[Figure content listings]
>>>
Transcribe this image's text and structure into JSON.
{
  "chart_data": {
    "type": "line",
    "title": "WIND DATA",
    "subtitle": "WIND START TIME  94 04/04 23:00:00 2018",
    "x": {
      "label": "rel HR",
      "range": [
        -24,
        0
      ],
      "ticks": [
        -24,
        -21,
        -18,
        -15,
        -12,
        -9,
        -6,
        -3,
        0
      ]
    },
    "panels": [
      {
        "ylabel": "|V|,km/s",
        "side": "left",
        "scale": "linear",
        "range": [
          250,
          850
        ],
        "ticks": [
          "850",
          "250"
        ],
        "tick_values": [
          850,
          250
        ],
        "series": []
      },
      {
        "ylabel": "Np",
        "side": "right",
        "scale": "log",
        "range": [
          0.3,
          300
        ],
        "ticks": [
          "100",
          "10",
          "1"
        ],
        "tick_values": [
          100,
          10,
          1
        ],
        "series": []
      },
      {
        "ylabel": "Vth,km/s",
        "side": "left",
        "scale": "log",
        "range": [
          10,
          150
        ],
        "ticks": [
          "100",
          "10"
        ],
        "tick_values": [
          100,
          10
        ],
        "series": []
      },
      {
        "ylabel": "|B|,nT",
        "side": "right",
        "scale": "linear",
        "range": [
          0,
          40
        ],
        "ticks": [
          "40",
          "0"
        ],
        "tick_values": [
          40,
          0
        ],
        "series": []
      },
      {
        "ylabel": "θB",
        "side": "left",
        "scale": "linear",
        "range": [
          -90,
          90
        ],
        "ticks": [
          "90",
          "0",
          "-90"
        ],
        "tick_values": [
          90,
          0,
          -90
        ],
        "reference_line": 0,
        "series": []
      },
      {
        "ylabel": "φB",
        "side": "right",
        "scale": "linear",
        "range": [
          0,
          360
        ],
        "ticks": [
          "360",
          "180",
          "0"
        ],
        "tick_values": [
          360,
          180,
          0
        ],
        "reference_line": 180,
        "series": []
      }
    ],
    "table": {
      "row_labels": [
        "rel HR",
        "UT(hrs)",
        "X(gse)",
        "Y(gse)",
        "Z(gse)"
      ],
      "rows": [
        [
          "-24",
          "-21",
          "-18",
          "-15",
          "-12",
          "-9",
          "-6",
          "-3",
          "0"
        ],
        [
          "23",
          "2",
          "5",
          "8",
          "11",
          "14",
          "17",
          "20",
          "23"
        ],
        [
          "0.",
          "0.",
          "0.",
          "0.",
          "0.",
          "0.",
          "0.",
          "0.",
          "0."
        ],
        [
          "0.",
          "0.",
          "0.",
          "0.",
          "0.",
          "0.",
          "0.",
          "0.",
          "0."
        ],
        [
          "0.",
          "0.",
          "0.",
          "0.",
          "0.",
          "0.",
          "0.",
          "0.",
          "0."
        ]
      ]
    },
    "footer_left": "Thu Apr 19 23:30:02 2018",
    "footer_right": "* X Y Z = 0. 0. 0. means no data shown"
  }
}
<<<
◆ **TASK REQUIREMENTS**:
Type out the full listing again, exactly as given.

◆ **SOLUTION FOR THIS TASK**:
Transcribe this image's text and structure into JSON.
{
  "chart_data": {
    "type": "line",
    "title": "WIND DATA",
    "subtitle": "WIND START TIME  94 04/04 23:00:00 2018",
    "x": {
      "label": "rel HR",
      "range": [
        -24,
        0
      ],
      "ticks": [
        -24,
        -21,
        -18,
        -15,
        -12,
        -9,
        -6,
        -3,
        0
      ]
    },
    "panels": [
      {
        "ylabel": "|V|,km/s",
        "side": "left",
        "scale": "linear",
        "range": [
          250,
          850
        ],
        "ticks": [
          "850",
          "250"
        ],
        "tick_values": [
          850,
          250
        ],
        "series": []
      },
      {
        "ylabel": "Np",
        "side": "right",
        "scale": "log",
        "range": [
          0.3,
          300
        ],
        "ticks": [
          "100",
          "10",
          "1"
        ],
        "tick_values": [
          100,
          10,
          1
        ],
        "series": []
      },
      {
        "ylabel": "Vth,km/s",
        "side": "left",
        "scale": "log",
        "range": [
          10,
          150
        ],
        "ticks": [
          "100",
          "10"
        ],
        "tick_values": [
          100,
          10
        ],
        "series": []
      },
      {
        "ylabel": "|B|,nT",
        "side": "right",
        "scale": "linear",
        "range": [
          0,
          40
        ],
        "ticks": [
          "40",
          "0"
        ],
        "tick_values": [
          40,
          0
        ],
        "series": []
      },
      {
        "ylabel": "θB",
        "side": "left",
        "scale": "linear",
        "range": [
          -90,
          90
        ],
        "ticks": [
          "90",
          "0",
          "-90"
        ],
        "tick_values": [
          90,
          0,
          -90
        ],
        "reference_line": 0,
        "series": []
      },
      {
        "ylabel": "φB",
        "side": "right",
        "scale": "linear",
        "range": [
          0,
          360
        ],
        "ticks": [
          "360",
          "180",
          "0"
        ],
        "tick_values": [
          360,
          180,
          0
        ],
        "reference_line": 180,
        "series": []
      }
    ],
    "table": {
      "row_labels": [
        "rel HR",
        "UT(hrs)",
        "X(gse)",
        "Y(gse)",
        "Z(gse)"
      ],
      "rows": [
        [
          "-24",
          "-21",
          "-18",
          "-15",
          "-12",
          "-9",
          "-6",
          "-3",
          "0"
        ],
        [
          "23",
          "2",
          "5",
          "8",
          "11",
          "14",
          "17",
          "20",
          "23"
        ],
        [
          "0.",
          "0.",
          "0.",
          "0.",
          "0.",
          "0.",
          "0.",
          "0.",
          "0."
        ],
        [
          "0.",
          "0.",
          "0.",
          "0.",
          "0.",
          "0.",
          "0.",
          "0.",
          "0."
        ],
        [
          "0.",
          "0.",
          "0.",
          "0.",
          "0.",
          "0.",
          "0.",
          "0.",
          "0."
        ]
      ]
    },
    "footer_left": "Thu Apr 19 23:30:02 2018",
    "footer_right": "* X Y Z = 0. 0. 0. means no data shown"
  }
}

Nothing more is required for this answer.